GOAL - Exclude any images and output the remaining records exactly.

Extracts from a graphics dataset
▶

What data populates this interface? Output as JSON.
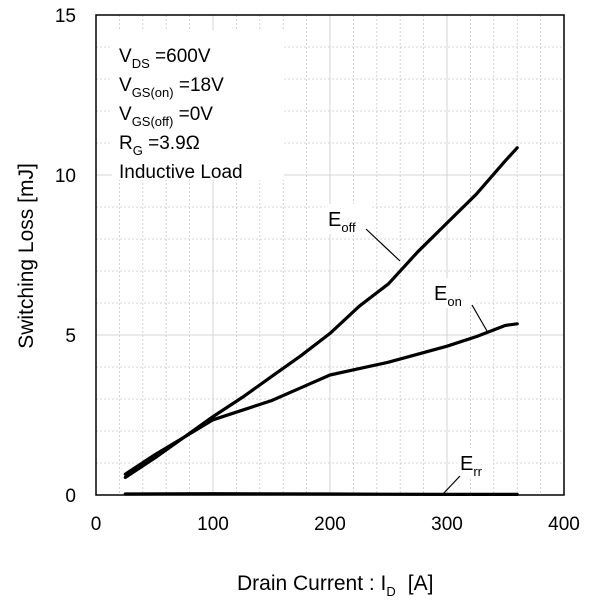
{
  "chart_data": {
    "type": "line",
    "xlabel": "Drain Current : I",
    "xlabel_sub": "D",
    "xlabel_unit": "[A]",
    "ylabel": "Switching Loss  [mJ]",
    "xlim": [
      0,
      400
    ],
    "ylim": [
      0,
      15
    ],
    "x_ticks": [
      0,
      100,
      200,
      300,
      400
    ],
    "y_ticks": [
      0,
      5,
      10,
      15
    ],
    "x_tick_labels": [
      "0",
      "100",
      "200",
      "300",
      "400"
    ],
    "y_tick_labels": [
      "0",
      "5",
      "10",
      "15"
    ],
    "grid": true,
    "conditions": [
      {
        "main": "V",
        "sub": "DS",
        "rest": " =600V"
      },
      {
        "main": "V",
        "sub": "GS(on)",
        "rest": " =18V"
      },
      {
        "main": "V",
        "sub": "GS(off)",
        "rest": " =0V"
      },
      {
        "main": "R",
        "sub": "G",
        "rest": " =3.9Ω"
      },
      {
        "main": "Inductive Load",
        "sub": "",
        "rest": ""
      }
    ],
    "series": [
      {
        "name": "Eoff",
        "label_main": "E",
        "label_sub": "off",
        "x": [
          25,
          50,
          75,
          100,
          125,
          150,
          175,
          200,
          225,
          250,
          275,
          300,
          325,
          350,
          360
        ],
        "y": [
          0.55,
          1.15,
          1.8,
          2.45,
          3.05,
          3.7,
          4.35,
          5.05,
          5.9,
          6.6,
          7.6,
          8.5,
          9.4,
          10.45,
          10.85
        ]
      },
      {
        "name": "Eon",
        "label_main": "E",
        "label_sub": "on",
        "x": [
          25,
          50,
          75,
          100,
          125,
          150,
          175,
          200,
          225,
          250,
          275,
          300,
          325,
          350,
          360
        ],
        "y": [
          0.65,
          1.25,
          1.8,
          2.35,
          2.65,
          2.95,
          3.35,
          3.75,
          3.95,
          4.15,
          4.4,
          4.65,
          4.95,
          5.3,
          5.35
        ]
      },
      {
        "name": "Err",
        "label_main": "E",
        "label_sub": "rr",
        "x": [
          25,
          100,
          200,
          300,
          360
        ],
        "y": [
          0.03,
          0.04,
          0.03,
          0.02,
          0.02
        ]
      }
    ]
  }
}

◀

CORRECT OUTPUT -
What data populates this interface? Output as JSON.
{
  "chart_data": {
    "type": "line",
    "xlabel": "Drain Current : I",
    "xlabel_sub": "D",
    "xlabel_unit": "[A]",
    "ylabel": "Switching Loss  [mJ]",
    "xlim": [
      0,
      400
    ],
    "ylim": [
      0,
      15
    ],
    "x_ticks": [
      0,
      100,
      200,
      300,
      400
    ],
    "y_ticks": [
      0,
      5,
      10,
      15
    ],
    "x_tick_labels": [
      "0",
      "100",
      "200",
      "300",
      "400"
    ],
    "y_tick_labels": [
      "0",
      "5",
      "10",
      "15"
    ],
    "grid": true,
    "conditions": [
      {
        "main": "V",
        "sub": "DS",
        "rest": " =600V"
      },
      {
        "main": "V",
        "sub": "GS(on)",
        "rest": " =18V"
      },
      {
        "main": "V",
        "sub": "GS(off)",
        "rest": " =0V"
      },
      {
        "main": "R",
        "sub": "G",
        "rest": " =3.9Ω"
      },
      {
        "main": "Inductive Load",
        "sub": "",
        "rest": ""
      }
    ],
    "series": [
      {
        "name": "Eoff",
        "label_main": "E",
        "label_sub": "off",
        "x": [
          25,
          50,
          75,
          100,
          125,
          150,
          175,
          200,
          225,
          250,
          275,
          300,
          325,
          350,
          360
        ],
        "y": [
          0.55,
          1.15,
          1.8,
          2.45,
          3.05,
          3.7,
          4.35,
          5.05,
          5.9,
          6.6,
          7.6,
          8.5,
          9.4,
          10.45,
          10.85
        ]
      },
      {
        "name": "Eon",
        "label_main": "E",
        "label_sub": "on",
        "x": [
          25,
          50,
          75,
          100,
          125,
          150,
          175,
          200,
          225,
          250,
          275,
          300,
          325,
          350,
          360
        ],
        "y": [
          0.65,
          1.25,
          1.8,
          2.35,
          2.65,
          2.95,
          3.35,
          3.75,
          3.95,
          4.15,
          4.4,
          4.65,
          4.95,
          5.3,
          5.35
        ]
      },
      {
        "name": "Err",
        "label_main": "E",
        "label_sub": "rr",
        "x": [
          25,
          100,
          200,
          300,
          360
        ],
        "y": [
          0.03,
          0.04,
          0.03,
          0.02,
          0.02
        ]
      }
    ]
  }
}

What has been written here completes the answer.